- Task -
Make an exact copy of the records, with the pictures left out.

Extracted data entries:
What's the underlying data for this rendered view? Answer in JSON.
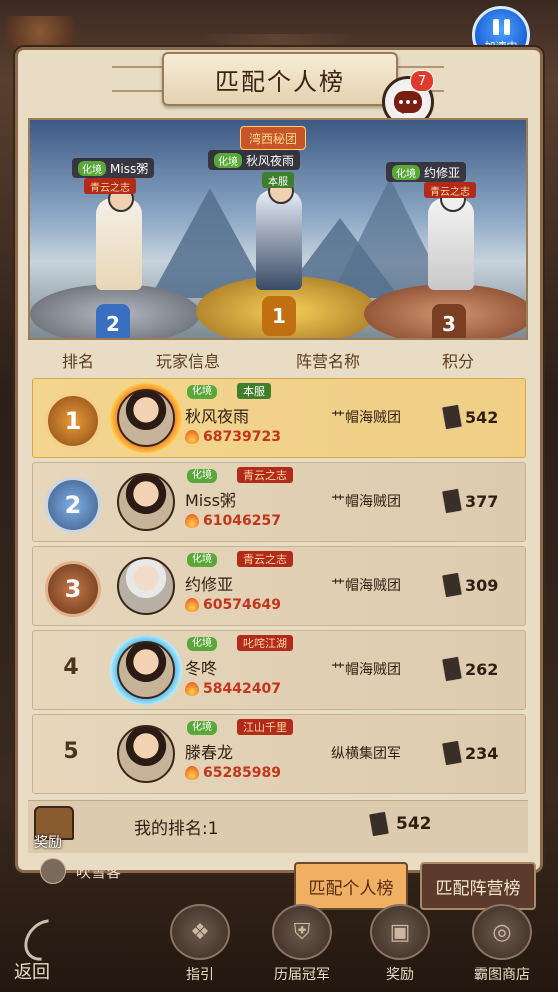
{
  "speed_button": {
    "label": "加速中"
  },
  "title": "匹配个人榜",
  "chat": {
    "badge_count": "7"
  },
  "podium": {
    "guild_banner": "湾西秘团",
    "players": [
      {
        "rank": "2",
        "name": "Miss粥",
        "realm": "化境",
        "server": "青云之志"
      },
      {
        "rank": "1",
        "name": "秋风夜雨",
        "realm": "化境",
        "server": "本服"
      },
      {
        "rank": "3",
        "name": "约修亚",
        "realm": "化境",
        "server": "青云之志"
      }
    ]
  },
  "columns": {
    "rank": "排名",
    "player": "玩家信息",
    "faction": "阵营名称",
    "score": "积分"
  },
  "rows": [
    {
      "rank": "1",
      "realm": "化境",
      "server": "本服",
      "name": "秋风夜雨",
      "power": "68739723",
      "faction": "艹帽海贼团",
      "score": "542"
    },
    {
      "rank": "2",
      "realm": "化境",
      "server": "青云之志",
      "name": "Miss粥",
      "power": "61046257",
      "faction": "艹帽海贼团",
      "score": "377"
    },
    {
      "rank": "3",
      "realm": "化境",
      "server": "青云之志",
      "name": "约修亚",
      "power": "60574649",
      "faction": "艹帽海贼团",
      "score": "309"
    },
    {
      "rank": "4",
      "realm": "化境",
      "server": "叱咤江湖",
      "name": "冬咚",
      "power": "58442407",
      "faction": "艹帽海贼团",
      "score": "262"
    },
    {
      "rank": "5",
      "realm": "化境",
      "server": "江山千里",
      "name": "滕春龙",
      "power": "65285989",
      "faction": "纵横集团军",
      "score": "234"
    }
  ],
  "my_rank": {
    "reward_label": "奖励",
    "label": "我的排名:1",
    "score": "542"
  },
  "tabs": {
    "personal": "匹配个人榜",
    "faction": "匹配阵营榜"
  },
  "behind_row": {
    "name": "吹雪客"
  },
  "nav": {
    "back": "返回",
    "guide": "指引",
    "champions": "历届冠军",
    "reward": "奖励",
    "shop": "霸图商店"
  },
  "colors": {
    "gold_row": "#f0cf85",
    "panel": "#e9dcc4",
    "power_red": "#c2361c",
    "accent_blue": "#1a5fd6"
  }
}
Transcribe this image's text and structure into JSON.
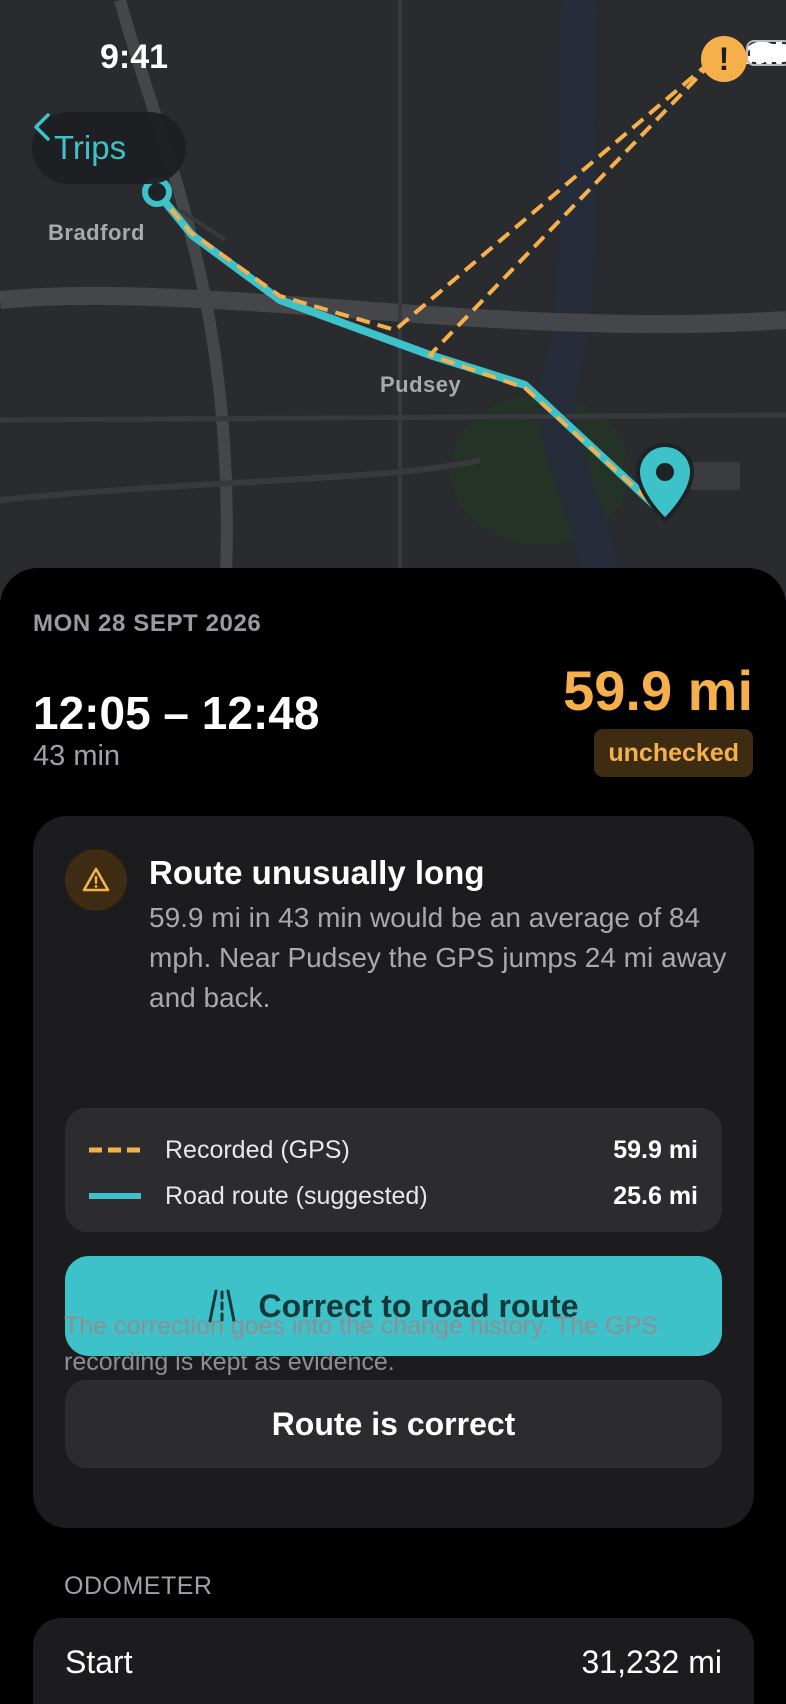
{
  "status_bar": {
    "time": "9:41"
  },
  "nav": {
    "back_label": "Trips"
  },
  "map": {
    "labels": {
      "start_town": "Bradford",
      "mid_town": "Pudsey"
    },
    "colors": {
      "gps": "#f5b04c",
      "road": "#3ec2c9",
      "alert": "#f5b04c"
    }
  },
  "trip": {
    "date": "MON 28 SEPT 2026",
    "time_range": "12:05 – 12:48",
    "duration": "43 min",
    "distance": "59.9 mi",
    "status": "unchecked"
  },
  "alert": {
    "icon": "warning-icon",
    "title": "Route unusually long",
    "text": "59.9 mi in 43 min would be an average of 84 mph. Near Pudsey the GPS jumps 24 mi away and back.",
    "legend": [
      {
        "label": "Recorded (GPS)",
        "value": "59.9 mi"
      },
      {
        "label": "Road route (suggested)",
        "value": "25.6 mi"
      }
    ],
    "primary_button": "Correct to road route",
    "secondary_button": "Route is correct",
    "footnote": "The correction goes into the change history. The GPS recording is kept as evidence."
  },
  "odometer": {
    "section_label": "ODOMETER",
    "start_label": "Start",
    "start_value": "31,232 mi"
  }
}
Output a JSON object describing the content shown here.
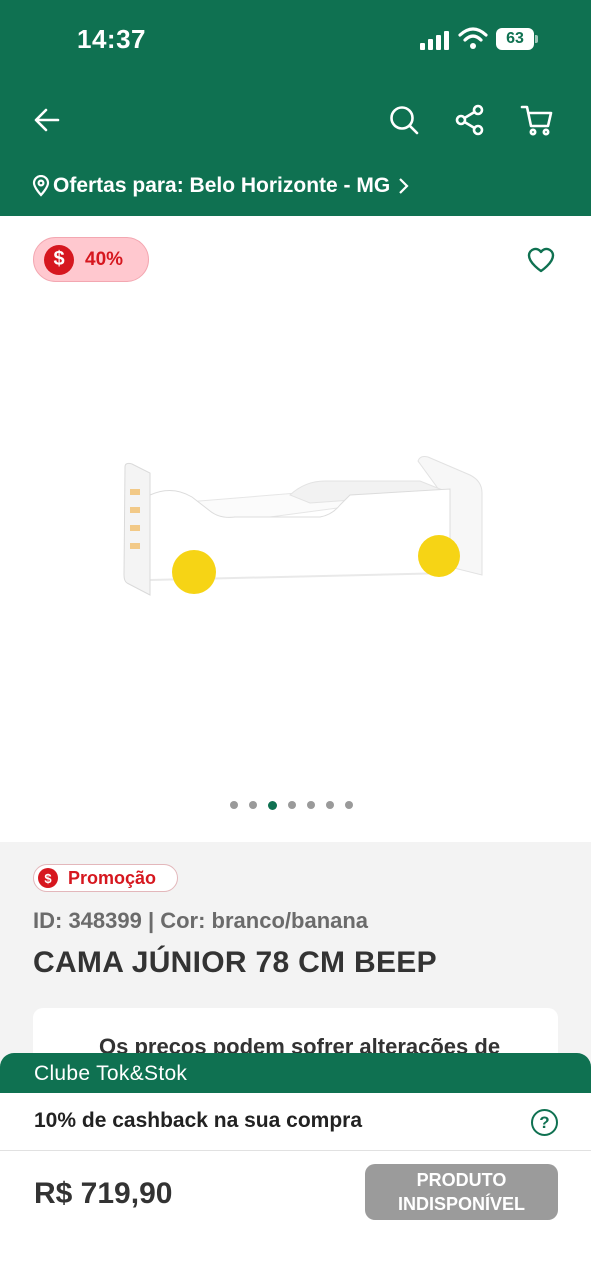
{
  "status_bar": {
    "time": "14:37",
    "battery": "63"
  },
  "header": {
    "location_label": "Ofertas para: Belo Horizonte - MG"
  },
  "product_gallery": {
    "discount": "40%",
    "dot_count": 7,
    "active_dot": 2
  },
  "product": {
    "promo_label": "Promoção",
    "meta": "ID: 348399 | Cor: branco/banana",
    "title": "CAMA JÚNIOR 78 CM BEEP",
    "notice": "Os preços podem sofrer alterações de"
  },
  "club": {
    "title": "Clube Tok&Stok",
    "cashback": "10% de cashback na sua compra"
  },
  "purchase": {
    "price": "R$ 719,90",
    "button_line1": "PRODUTO",
    "button_line2": "INDISPONÍVEL"
  },
  "colors": {
    "brand_green": "#0f7151",
    "promo_red": "#d6171f",
    "badge_pink": "#ffc8cf",
    "disabled_gray": "#9b9b9b"
  }
}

- Finished task -
What's the underlying data for this rendered view? Answer in JSON.
{
  "speed_button": {
    "label": "加速中"
  },
  "title": "匹配个人榜",
  "chat": {
    "badge_count": "7"
  },
  "podium": {
    "guild_banner": "湾西秘团",
    "players": [
      {
        "rank": "2",
        "name": "Miss粥",
        "realm": "化境",
        "server": "青云之志"
      },
      {
        "rank": "1",
        "name": "秋风夜雨",
        "realm": "化境",
        "server": "本服"
      },
      {
        "rank": "3",
        "name": "约修亚",
        "realm": "化境",
        "server": "青云之志"
      }
    ]
  },
  "columns": {
    "rank": "排名",
    "player": "玩家信息",
    "faction": "阵营名称",
    "score": "积分"
  },
  "rows": [
    {
      "rank": "1",
      "realm": "化境",
      "server": "本服",
      "name": "秋风夜雨",
      "power": "68739723",
      "faction": "艹帽海贼团",
      "score": "542"
    },
    {
      "rank": "2",
      "realm": "化境",
      "server": "青云之志",
      "name": "Miss粥",
      "power": "61046257",
      "faction": "艹帽海贼团",
      "score": "377"
    },
    {
      "rank": "3",
      "realm": "化境",
      "server": "青云之志",
      "name": "约修亚",
      "power": "60574649",
      "faction": "艹帽海贼团",
      "score": "309"
    },
    {
      "rank": "4",
      "realm": "化境",
      "server": "叱咤江湖",
      "name": "冬咚",
      "power": "58442407",
      "faction": "艹帽海贼团",
      "score": "262"
    },
    {
      "rank": "5",
      "realm": "化境",
      "server": "江山千里",
      "name": "滕春龙",
      "power": "65285989",
      "faction": "纵横集团军",
      "score": "234"
    }
  ],
  "my_rank": {
    "reward_label": "奖励",
    "label": "我的排名:1",
    "score": "542"
  },
  "tabs": {
    "personal": "匹配个人榜",
    "faction": "匹配阵营榜"
  },
  "behind_row": {
    "name": "吹雪客"
  },
  "nav": {
    "back": "返回",
    "guide": "指引",
    "champions": "历届冠军",
    "reward": "奖励",
    "shop": "霸图商店"
  },
  "colors": {
    "gold_row": "#f0cf85",
    "panel": "#e9dcc4",
    "power_red": "#c2361c",
    "accent_blue": "#1a5fd6"
  }
}
Transcribe this image's text and structure into JSON.
{
  "status_bar": {
    "time": "9:41"
  },
  "nav": {
    "back_label": "Trips"
  },
  "map": {
    "labels": {
      "start_town": "Bradford",
      "mid_town": "Pudsey"
    },
    "colors": {
      "gps": "#f5b04c",
      "road": "#3ec2c9",
      "alert": "#f5b04c"
    }
  },
  "trip": {
    "date": "MON 28 SEPT 2026",
    "time_range": "12:05 – 12:48",
    "duration": "43 min",
    "distance": "59.9 mi",
    "status": "unchecked"
  },
  "alert": {
    "icon": "warning-icon",
    "title": "Route unusually long",
    "text": "59.9 mi in 43 min would be an average of 84 mph. Near Pudsey the GPS jumps 24 mi away and back.",
    "legend": [
      {
        "label": "Recorded (GPS)",
        "value": "59.9 mi"
      },
      {
        "label": "Road route (suggested)",
        "value": "25.6 mi"
      }
    ],
    "primary_button": "Correct to road route",
    "secondary_button": "Route is correct",
    "footnote": "The correction goes into the change history. The GPS recording is kept as evidence."
  },
  "odometer": {
    "section_label": "ODOMETER",
    "start_label": "Start",
    "start_value": "31,232 mi"
  }
}
Output a JSON object describing the content shown here.
{
  "status_bar": {
    "time": "14:37",
    "battery": "63"
  },
  "header": {
    "location_label": "Ofertas para: Belo Horizonte - MG"
  },
  "product_gallery": {
    "discount": "40%",
    "dot_count": 7,
    "active_dot": 2
  },
  "product": {
    "promo_label": "Promoção",
    "meta": "ID: 348399 | Cor: branco/banana",
    "title": "CAMA JÚNIOR 78 CM BEEP",
    "notice": "Os preços podem sofrer alterações de"
  },
  "club": {
    "title": "Clube Tok&Stok",
    "cashback": "10% de cashback na sua compra"
  },
  "purchase": {
    "price": "R$ 719,90",
    "button_line1": "PRODUTO",
    "button_line2": "INDISPONÍVEL"
  },
  "colors": {
    "brand_green": "#0f7151",
    "promo_red": "#d6171f",
    "badge_pink": "#ffc8cf",
    "disabled_gray": "#9b9b9b"
  }
}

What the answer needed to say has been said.